- [WHAT IS ASKED]: Reproduce the records below in full and word for word, excluding pictures.

- [GIVEN DATA]:

※

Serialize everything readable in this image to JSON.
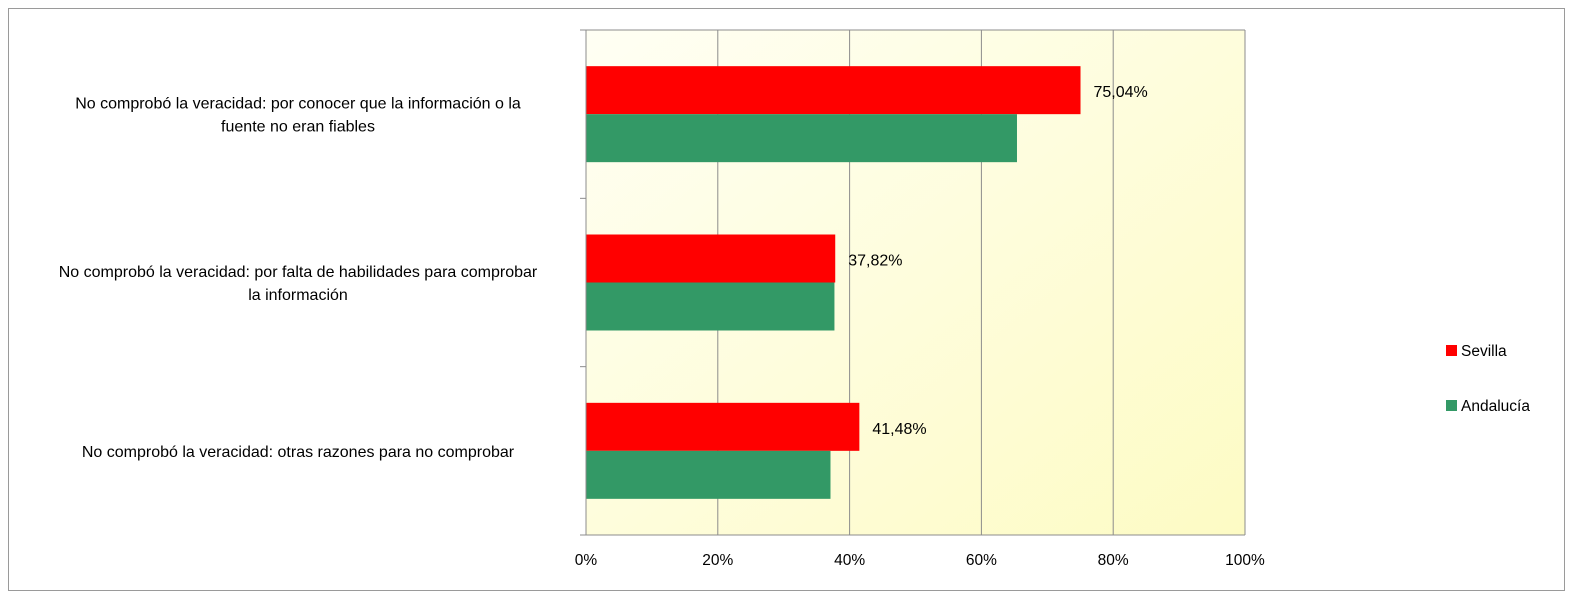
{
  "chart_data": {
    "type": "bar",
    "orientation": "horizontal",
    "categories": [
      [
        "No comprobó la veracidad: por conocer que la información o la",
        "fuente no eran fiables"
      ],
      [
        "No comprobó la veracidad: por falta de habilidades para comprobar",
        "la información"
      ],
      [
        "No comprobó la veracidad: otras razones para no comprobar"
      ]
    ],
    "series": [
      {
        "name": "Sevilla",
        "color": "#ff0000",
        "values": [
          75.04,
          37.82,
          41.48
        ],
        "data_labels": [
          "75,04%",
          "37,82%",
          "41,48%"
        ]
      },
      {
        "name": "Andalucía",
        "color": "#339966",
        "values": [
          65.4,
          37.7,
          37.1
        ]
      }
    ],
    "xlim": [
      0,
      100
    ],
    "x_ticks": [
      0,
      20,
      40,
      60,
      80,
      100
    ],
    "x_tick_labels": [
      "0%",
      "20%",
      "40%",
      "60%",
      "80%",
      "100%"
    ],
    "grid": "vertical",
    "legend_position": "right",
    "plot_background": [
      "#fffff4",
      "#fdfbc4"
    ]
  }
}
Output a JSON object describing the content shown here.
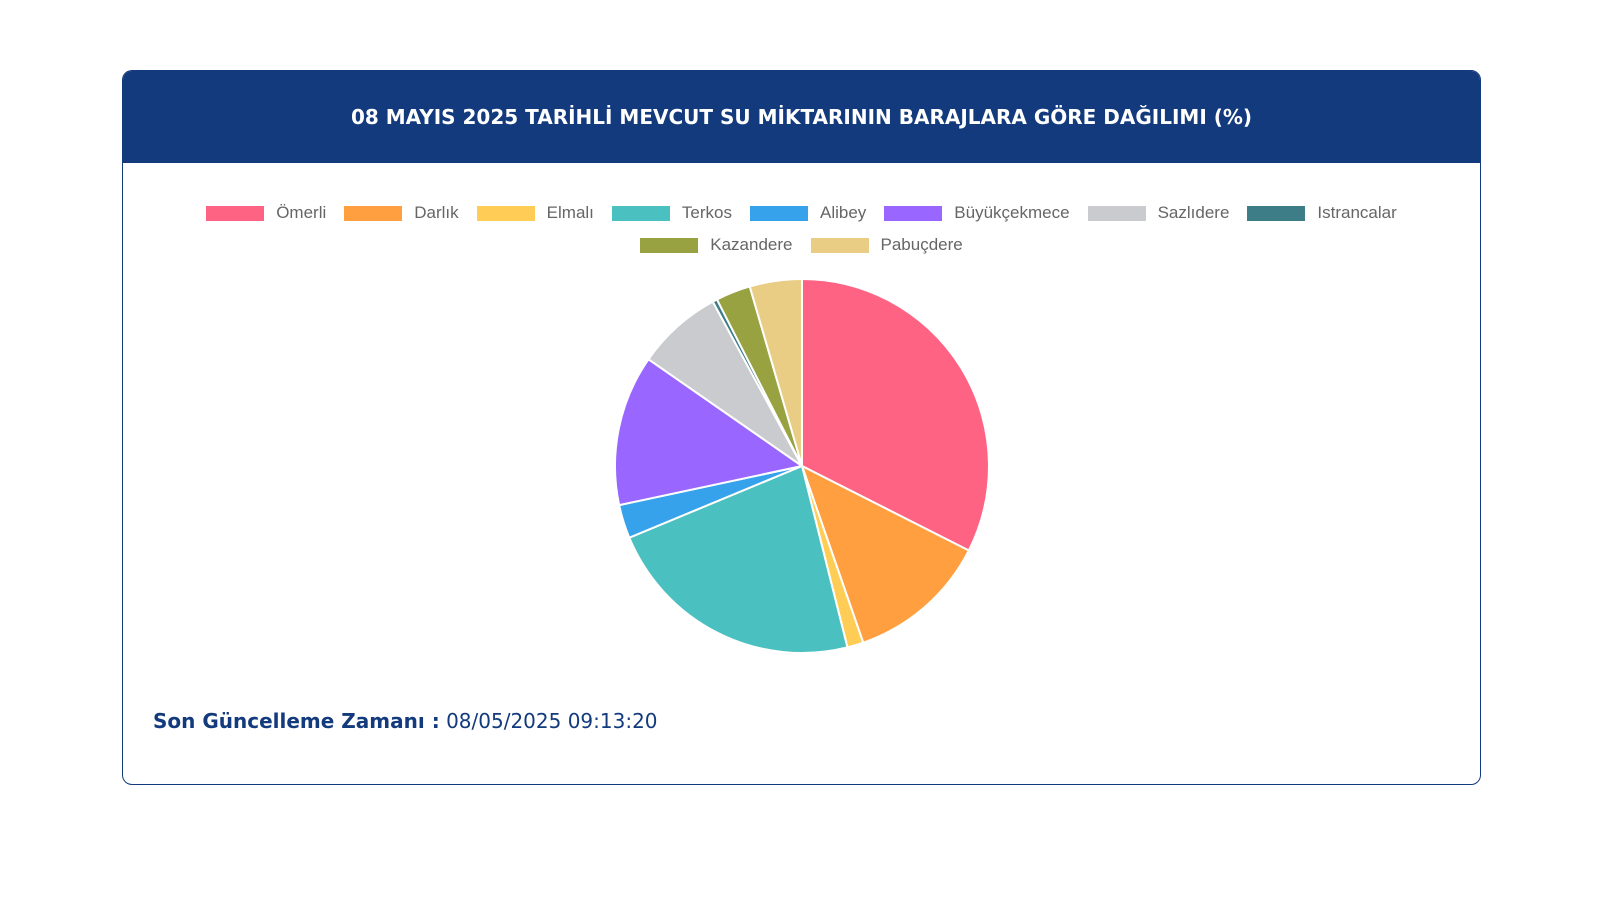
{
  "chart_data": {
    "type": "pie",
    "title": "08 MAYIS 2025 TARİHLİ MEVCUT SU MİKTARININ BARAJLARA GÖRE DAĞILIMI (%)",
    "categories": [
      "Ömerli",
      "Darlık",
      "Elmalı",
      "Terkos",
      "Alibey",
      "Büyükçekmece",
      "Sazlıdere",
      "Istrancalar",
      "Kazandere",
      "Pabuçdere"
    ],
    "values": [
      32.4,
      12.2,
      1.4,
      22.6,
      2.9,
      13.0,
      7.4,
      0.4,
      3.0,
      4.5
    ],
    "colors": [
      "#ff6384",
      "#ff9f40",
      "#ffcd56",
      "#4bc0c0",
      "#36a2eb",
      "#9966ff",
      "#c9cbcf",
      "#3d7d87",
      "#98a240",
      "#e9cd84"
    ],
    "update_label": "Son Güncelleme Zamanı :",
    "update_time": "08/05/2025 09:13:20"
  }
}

※

- [RESULT FOR THIS TASK]:
Serialize everything readable in this image to JSON.
{
  "chart_data": {
    "type": "bar",
    "orientation": "horizontal",
    "categories": [
      [
        "No comprobó la veracidad: por conocer que la información o la",
        "fuente no eran fiables"
      ],
      [
        "No comprobó la veracidad: por falta de habilidades para comprobar",
        "la información"
      ],
      [
        "No comprobó la veracidad: otras razones para no comprobar"
      ]
    ],
    "series": [
      {
        "name": "Sevilla",
        "color": "#ff0000",
        "values": [
          75.04,
          37.82,
          41.48
        ],
        "data_labels": [
          "75,04%",
          "37,82%",
          "41,48%"
        ]
      },
      {
        "name": "Andalucía",
        "color": "#339966",
        "values": [
          65.4,
          37.7,
          37.1
        ]
      }
    ],
    "xlim": [
      0,
      100
    ],
    "x_ticks": [
      0,
      20,
      40,
      60,
      80,
      100
    ],
    "x_tick_labels": [
      "0%",
      "20%",
      "40%",
      "60%",
      "80%",
      "100%"
    ],
    "grid": "vertical",
    "legend_position": "right",
    "plot_background": [
      "#fffff4",
      "#fdfbc4"
    ]
  }
}
Output a JSON object describing the content shown here.
{
  "chart_data": {
    "type": "pie",
    "title": "08 MAYIS 2025 TARİHLİ MEVCUT SU MİKTARININ BARAJLARA GÖRE DAĞILIMI (%)",
    "categories": [
      "Ömerli",
      "Darlık",
      "Elmalı",
      "Terkos",
      "Alibey",
      "Büyükçekmece",
      "Sazlıdere",
      "Istrancalar",
      "Kazandere",
      "Pabuçdere"
    ],
    "values": [
      32.4,
      12.2,
      1.4,
      22.6,
      2.9,
      13.0,
      7.4,
      0.4,
      3.0,
      4.5
    ],
    "colors": [
      "#ff6384",
      "#ff9f40",
      "#ffcd56",
      "#4bc0c0",
      "#36a2eb",
      "#9966ff",
      "#c9cbcf",
      "#3d7d87",
      "#98a240",
      "#e9cd84"
    ],
    "update_label": "Son Güncelleme Zamanı :",
    "update_time": "08/05/2025 09:13:20"
  }
}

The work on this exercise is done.